## begin STORED RECORDS

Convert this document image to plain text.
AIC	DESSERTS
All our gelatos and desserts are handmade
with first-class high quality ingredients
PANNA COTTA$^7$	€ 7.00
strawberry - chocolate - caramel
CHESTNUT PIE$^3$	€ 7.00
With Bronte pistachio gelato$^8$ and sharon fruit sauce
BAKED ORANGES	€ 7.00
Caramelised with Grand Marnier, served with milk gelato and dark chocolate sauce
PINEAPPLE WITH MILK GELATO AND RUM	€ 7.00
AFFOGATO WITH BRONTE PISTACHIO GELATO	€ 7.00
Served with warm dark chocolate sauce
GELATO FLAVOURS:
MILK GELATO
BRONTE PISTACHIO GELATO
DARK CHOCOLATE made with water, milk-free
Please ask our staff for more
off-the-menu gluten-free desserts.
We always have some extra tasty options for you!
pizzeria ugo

## end STORED RECORDS

TASK INSTRUCTIONS: Repeat all of the records above exactly as they appear.

THE ANSWER:
Convert this document image to plain text.
AIC	DESSERTS
All our gelatos and desserts are handmade
with first-class high quality ingredients
PANNA COTTA$^7$	€ 7.00
strawberry - chocolate - caramel
CHESTNUT PIE$^3$	€ 7.00
With Bronte pistachio gelato$^8$ and sharon fruit sauce
BAKED ORANGES	€ 7.00
Caramelised with Grand Marnier, served with milk gelato and dark chocolate sauce
PINEAPPLE WITH MILK GELATO AND RUM	€ 7.00
AFFOGATO WITH BRONTE PISTACHIO GELATO	€ 7.00
Served with warm dark chocolate sauce
GELATO FLAVOURS:
MILK GELATO
BRONTE PISTACHIO GELATO
DARK CHOCOLATE made with water, milk-free
Please ask our staff for more
off-the-menu gluten-free desserts.
We always have some extra tasty options for you!
pizzeria ugo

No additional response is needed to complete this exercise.